### Exercise brief
Identify the lines that include the word "dengan", then copy all of them.

### Records for processing
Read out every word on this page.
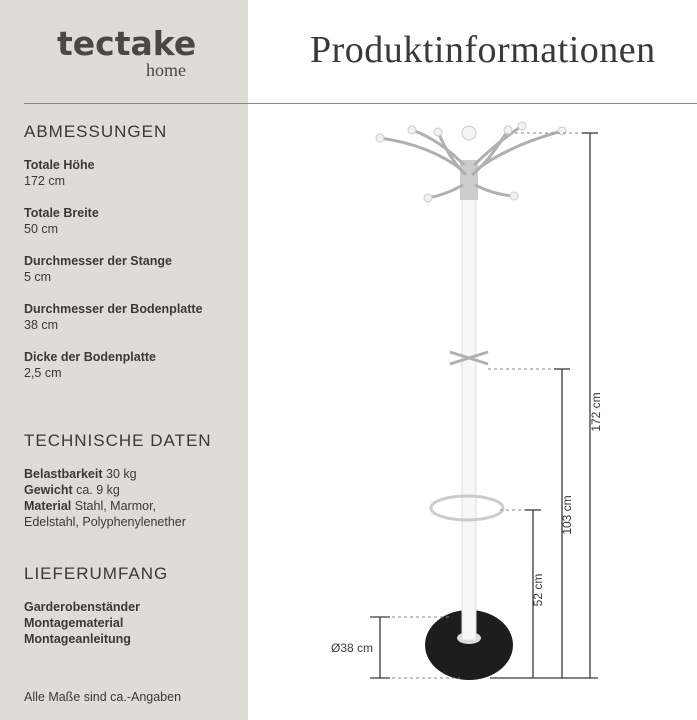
tectake
home	Produktinformationen
ABMESSUNGEN
Totale Höhe
172 cm
Totale Breite
50 cm
Durchmesser der Stange
5 cm
Durchmesser der Bodenplatte
38 cm
Dicke der Bodenplatte
2,5 cm
TECHNISCHE DATEN
Belastbarkeit 30 kg
Gewicht ca. 9 kg
Material Stahl, Marmor,
Edelstahl, Polyphenylenether
LIEFERUMFANG
Garderobenständer
Montagematerial
Montageanleitung
Alle Maße sind ca.-Angaben
172 cm
103 cm
52 cm
Ø38 cm
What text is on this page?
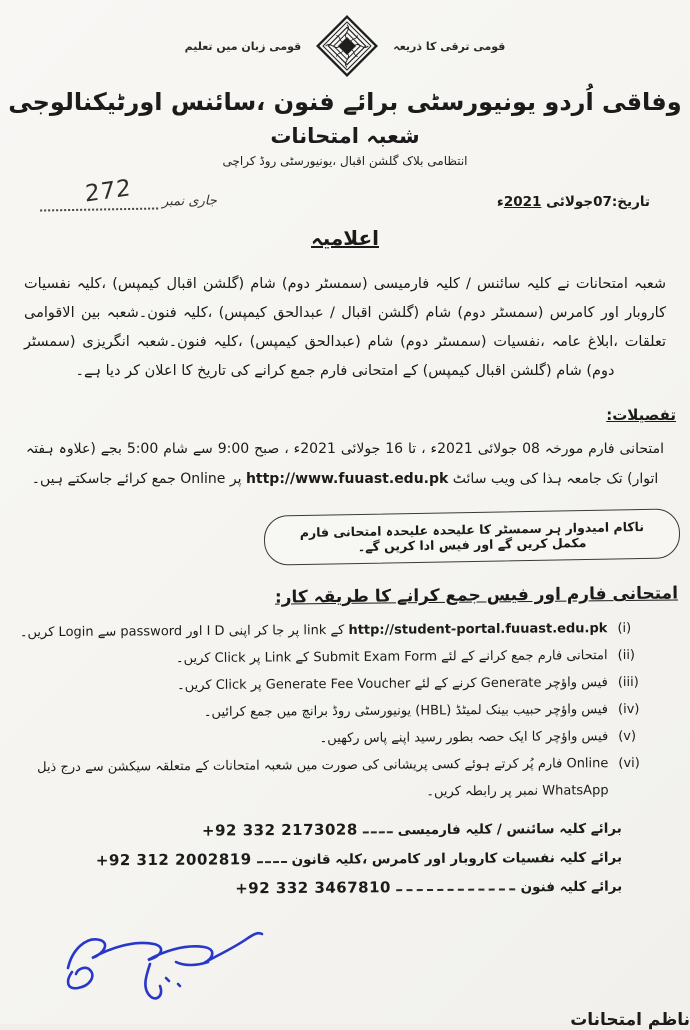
قومی زبان میں تعلیم	قومی ترقی کا ذریعہ
وفاقی اُردو یونیورسٹی برائے فنون ،سائنس اورٹیکنالوجی
شعبہ امتحانات
انتظامی بلاک گلشن اقبال ،یونیورسٹی روڈ کراچی
جاری نمبر
272	تاریخ:07جولائی 2021ء
اعلامیہ
شعبہ امتحانات نے کلیہ سائنس / کلیہ فارمیسی (سمسٹر دوم) شام (گلشن اقبال کیمپس) ،کلیہ نفسیات کاروبار اور کامرس (سمسٹر دوم) شام (گلشن اقبال / عبدالحق کیمپس) ،کلیہ فنون۔شعبہ بین الاقوامی تعلقات ،ابلاغ عامہ ،نفسیات (سمسٹر دوم) شام (عبدالحق کیمپس) ،کلیہ فنون۔شعبہ انگریزی (سمسٹر دوم) شام (گلشن اقبال کیمپس) کے امتحانی فارم جمع کرانے کی تاریخ کا اعلان کر دیا ہے۔
تفصیلات:
امتحانی فارم مورخہ 08 جولائی 2021ء ، تا 16 جولائی 2021ء ، صبح 9:00 سے شام 5:00 بجے (علاوہ ہفتہ اتوار) تک جامعہ ہذا کی ویب سائٹ http://www.fuuast.edu.pk پر Online جمع کرائے جاسکتے ہیں۔
ناکام امیدوار ہر سمسٹر کا علیحدہ علیحدہ امتحانی فارم مکمل کریں گے اور فیس ادا کریں گے۔
امتحانی فارم اور فیس جمع کرانے کا طریقہ کار:
(i)
http://student-portal.fuuast.edu.pk کے link پر جا کر اپنی I D اور password سے Login کریں۔
(ii)
امتحانی فارم جمع کرانے کے لئے Submit Exam Form کے Link پر Click کریں۔
(iii)
فیس واؤچر Generate کرنے کے لئے Generate Fee Voucher پر Click کریں۔
(iv)
فیس واؤچر حبیب بینک لمیٹڈ (HBL) یونیورسٹی روڈ برانچ میں جمع کرائیں۔
(v)
فیس واؤچر کا ایک حصہ بطور رسید اپنے پاس رکھیں۔
(vi)
Online فارم پُر کرتے ہوئے کسی پریشانی کی صورت میں شعبہ امتحانات کے متعلقہ سیکشن سے درج ذیل WhatsApp نمبر پر رابطہ کریں۔
برائے کلیہ سائنس / کلیہ فارمیسی
+92 332 2173028
برائے کلیہ نفسیات کاروبار اور کامرس ،کلیہ قانون
+92 312 2002819
برائے کلیہ فنون
+92 332 3467810
ناظم امتحانات
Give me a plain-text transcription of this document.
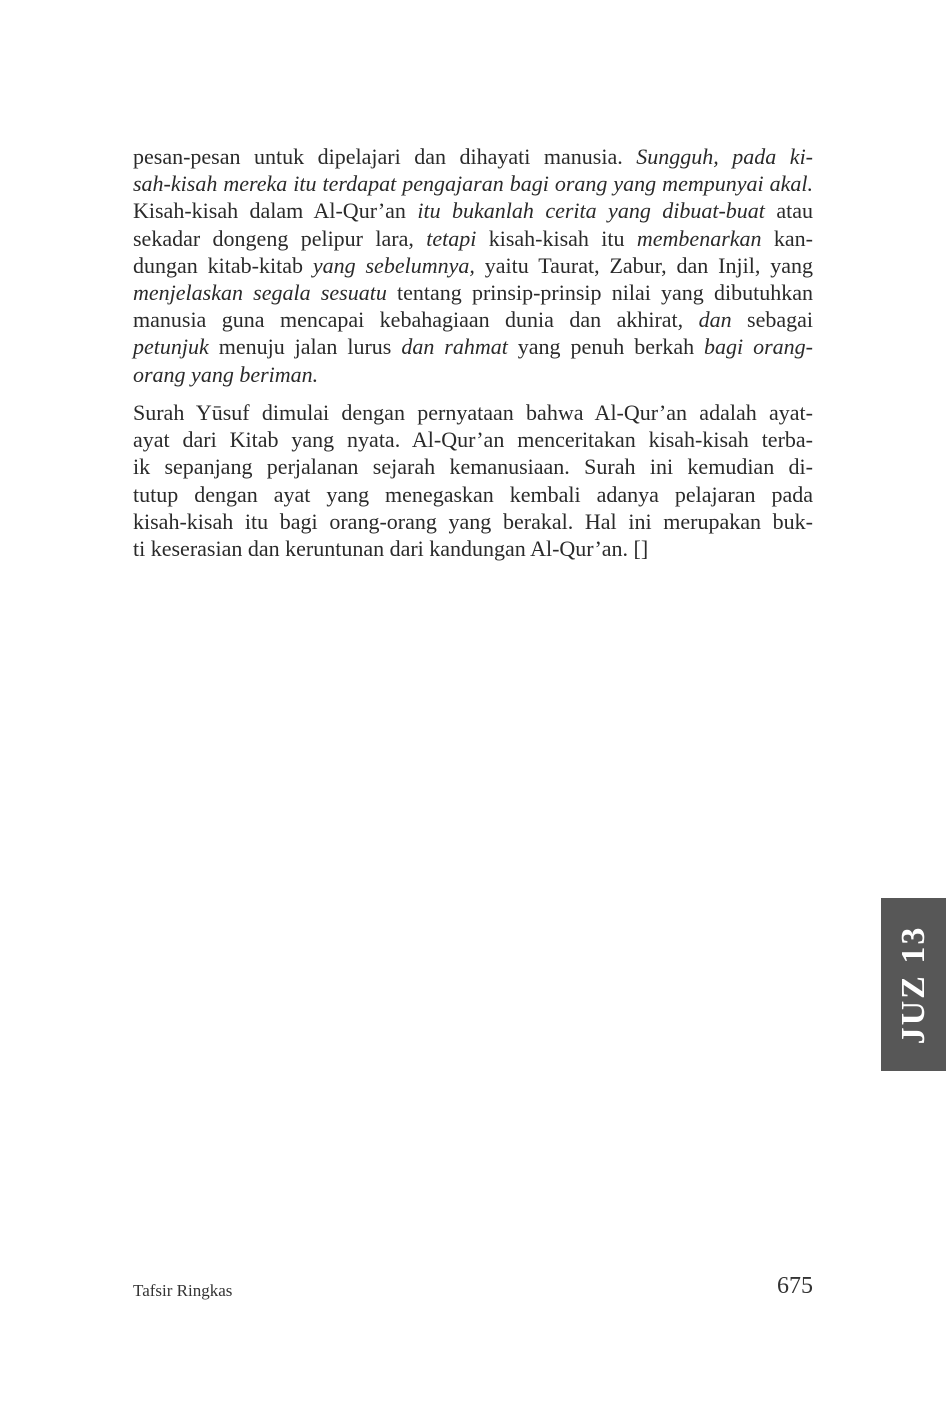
pesan-pesan untuk dipelajari dan dihayati manusia. Sungguh, pada ki-
sah-kisah mereka itu terdapat pengajaran bagi orang yang mempunyai akal.
Kisah-kisah dalam Al-Qur’an itu bukanlah cerita yang dibuat-buat atau
sekadar dongeng pelipur lara, tetapi kisah-kisah itu membenarkan kan-
dungan kitab-kitab yang sebelumnya, yaitu Taurat, Zabur, dan Injil, yang
menjelaskan segala sesuatu tentang prinsip-prinsip nilai yang dibutuhkan
manusia guna mencapai kebahagiaan dunia dan akhirat, dan sebagai
petunjuk menuju jalan lurus dan rahmat yang penuh berkah bagi orang-
orang yang beriman.
Surah Yūsuf dimulai dengan pernyataan bahwa Al-Qur’an adalah ayat-
ayat dari Kitab yang nyata. Al-Qur’an menceritakan kisah-kisah terba-
ik sepanjang perjalanan sejarah kemanusiaan. Surah ini kemudian di-
tutup dengan ayat yang menegaskan kembali adanya pelajaran pada
kisah-kisah itu bagi orang-orang yang berakal. Hal ini merupakan buk-
ti keserasian dan keruntunan dari kandungan Al-Qur’an. []
JUZ 13
Tafsir Ringkas	675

### Response
Surah Yūsuf dimulai dengan pernyataan bahwa Al-Qur’an adalah ayat-
tutup dengan ayat yang menegaskan kembali adanya pelajaran pada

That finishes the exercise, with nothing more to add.